» **GOAL**
Pick every line with "this" from the material below.

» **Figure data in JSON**
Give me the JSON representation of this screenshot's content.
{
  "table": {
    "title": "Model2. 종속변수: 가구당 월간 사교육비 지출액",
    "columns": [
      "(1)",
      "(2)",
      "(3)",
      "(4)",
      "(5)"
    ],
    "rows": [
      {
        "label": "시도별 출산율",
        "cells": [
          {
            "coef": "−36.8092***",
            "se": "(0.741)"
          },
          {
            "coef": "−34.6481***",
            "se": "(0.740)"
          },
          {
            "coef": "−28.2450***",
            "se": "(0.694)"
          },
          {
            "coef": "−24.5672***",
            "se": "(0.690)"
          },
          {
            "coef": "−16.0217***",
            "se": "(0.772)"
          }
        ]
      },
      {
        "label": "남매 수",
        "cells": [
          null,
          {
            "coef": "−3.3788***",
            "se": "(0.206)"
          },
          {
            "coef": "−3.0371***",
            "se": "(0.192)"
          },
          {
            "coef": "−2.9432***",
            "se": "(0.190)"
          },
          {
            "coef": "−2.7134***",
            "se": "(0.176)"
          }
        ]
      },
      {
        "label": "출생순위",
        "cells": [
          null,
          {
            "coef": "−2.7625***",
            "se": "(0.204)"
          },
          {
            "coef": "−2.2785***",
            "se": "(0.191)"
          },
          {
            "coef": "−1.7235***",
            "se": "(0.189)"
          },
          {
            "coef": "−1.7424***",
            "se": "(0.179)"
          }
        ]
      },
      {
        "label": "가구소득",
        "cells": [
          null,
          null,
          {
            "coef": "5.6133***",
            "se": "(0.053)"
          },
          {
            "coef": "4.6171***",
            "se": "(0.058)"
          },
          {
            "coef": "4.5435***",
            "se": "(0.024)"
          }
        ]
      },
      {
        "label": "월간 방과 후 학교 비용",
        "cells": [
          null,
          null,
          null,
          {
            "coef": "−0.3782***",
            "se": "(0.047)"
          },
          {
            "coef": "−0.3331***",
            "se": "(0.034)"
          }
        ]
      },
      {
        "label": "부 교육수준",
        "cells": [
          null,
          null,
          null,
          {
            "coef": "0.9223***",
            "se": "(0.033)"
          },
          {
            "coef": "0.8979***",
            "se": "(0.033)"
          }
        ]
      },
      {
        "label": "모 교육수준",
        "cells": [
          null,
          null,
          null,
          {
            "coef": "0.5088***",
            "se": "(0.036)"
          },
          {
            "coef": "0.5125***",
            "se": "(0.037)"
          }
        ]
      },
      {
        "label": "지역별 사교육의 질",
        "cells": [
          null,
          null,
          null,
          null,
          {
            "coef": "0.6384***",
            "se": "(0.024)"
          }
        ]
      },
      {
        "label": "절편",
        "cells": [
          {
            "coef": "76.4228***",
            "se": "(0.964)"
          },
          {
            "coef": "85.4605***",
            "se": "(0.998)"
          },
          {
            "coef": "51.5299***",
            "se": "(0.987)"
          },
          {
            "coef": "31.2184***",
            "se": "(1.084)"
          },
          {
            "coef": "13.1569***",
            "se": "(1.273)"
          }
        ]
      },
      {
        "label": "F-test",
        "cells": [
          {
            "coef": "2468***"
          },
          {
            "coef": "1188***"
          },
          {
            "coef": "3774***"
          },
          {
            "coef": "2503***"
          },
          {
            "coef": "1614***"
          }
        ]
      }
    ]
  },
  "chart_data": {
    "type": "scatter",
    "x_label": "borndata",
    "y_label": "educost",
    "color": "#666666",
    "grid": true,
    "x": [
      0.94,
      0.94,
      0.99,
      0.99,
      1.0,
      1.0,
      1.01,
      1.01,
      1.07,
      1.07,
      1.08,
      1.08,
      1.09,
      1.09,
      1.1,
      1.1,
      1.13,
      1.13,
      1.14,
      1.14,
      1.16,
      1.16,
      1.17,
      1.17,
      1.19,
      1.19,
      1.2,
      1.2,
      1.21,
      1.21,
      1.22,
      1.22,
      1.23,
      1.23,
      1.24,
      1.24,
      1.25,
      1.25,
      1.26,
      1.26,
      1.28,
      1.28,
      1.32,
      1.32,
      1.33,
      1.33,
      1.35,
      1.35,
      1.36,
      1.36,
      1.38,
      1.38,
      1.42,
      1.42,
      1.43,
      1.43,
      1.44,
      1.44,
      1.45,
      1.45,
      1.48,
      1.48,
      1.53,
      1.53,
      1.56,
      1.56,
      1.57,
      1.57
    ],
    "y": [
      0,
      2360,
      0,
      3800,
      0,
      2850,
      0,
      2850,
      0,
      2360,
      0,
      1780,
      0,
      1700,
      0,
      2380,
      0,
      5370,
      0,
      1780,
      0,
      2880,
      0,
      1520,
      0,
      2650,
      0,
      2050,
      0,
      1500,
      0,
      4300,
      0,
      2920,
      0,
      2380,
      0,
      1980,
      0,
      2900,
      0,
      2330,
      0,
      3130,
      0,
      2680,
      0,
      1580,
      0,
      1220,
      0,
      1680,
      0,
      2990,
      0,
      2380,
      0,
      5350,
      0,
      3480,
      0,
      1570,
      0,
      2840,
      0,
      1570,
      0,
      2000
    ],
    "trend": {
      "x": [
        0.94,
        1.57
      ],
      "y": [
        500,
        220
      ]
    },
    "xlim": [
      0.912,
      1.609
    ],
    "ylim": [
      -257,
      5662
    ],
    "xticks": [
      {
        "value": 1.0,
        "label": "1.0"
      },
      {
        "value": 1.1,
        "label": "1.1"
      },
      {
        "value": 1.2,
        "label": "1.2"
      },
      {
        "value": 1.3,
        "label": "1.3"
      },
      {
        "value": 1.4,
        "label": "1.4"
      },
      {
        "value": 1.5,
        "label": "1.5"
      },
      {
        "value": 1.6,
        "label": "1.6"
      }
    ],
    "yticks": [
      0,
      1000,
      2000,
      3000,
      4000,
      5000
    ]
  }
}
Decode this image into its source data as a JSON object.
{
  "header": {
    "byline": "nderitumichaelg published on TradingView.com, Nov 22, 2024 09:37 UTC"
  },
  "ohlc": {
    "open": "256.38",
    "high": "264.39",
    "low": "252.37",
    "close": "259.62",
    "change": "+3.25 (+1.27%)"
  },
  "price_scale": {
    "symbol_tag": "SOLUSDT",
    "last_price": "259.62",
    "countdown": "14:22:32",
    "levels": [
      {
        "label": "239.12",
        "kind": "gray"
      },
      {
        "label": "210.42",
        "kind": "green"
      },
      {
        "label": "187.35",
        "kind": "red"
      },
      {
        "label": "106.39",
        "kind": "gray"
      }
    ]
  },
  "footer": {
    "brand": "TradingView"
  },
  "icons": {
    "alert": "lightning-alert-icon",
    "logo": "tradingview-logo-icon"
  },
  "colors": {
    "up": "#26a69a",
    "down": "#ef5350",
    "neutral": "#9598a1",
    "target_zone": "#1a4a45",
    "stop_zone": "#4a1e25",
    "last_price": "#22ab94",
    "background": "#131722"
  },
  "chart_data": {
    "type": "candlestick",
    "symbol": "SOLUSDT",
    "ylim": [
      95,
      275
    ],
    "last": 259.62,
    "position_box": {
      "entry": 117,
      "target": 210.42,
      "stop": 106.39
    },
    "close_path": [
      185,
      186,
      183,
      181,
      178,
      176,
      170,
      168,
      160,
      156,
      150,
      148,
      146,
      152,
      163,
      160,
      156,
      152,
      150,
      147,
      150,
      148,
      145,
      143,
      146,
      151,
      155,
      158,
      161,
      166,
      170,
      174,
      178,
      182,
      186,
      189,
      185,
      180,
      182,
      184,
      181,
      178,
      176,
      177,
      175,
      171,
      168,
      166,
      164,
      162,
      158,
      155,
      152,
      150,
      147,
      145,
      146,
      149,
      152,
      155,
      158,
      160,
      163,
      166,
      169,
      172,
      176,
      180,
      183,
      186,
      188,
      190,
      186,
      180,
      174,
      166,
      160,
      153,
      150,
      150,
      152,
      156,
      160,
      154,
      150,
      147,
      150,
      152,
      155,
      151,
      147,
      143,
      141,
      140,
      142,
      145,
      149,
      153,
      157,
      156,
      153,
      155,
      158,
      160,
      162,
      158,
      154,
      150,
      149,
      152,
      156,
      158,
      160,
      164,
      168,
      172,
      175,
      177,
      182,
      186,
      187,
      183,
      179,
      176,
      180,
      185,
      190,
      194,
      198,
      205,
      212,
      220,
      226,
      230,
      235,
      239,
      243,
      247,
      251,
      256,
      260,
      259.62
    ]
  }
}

» **EXERCISE SOLUTION**
Give me the JSON representation of this screenshot's content.
Decode this image into its source data as a JSON object.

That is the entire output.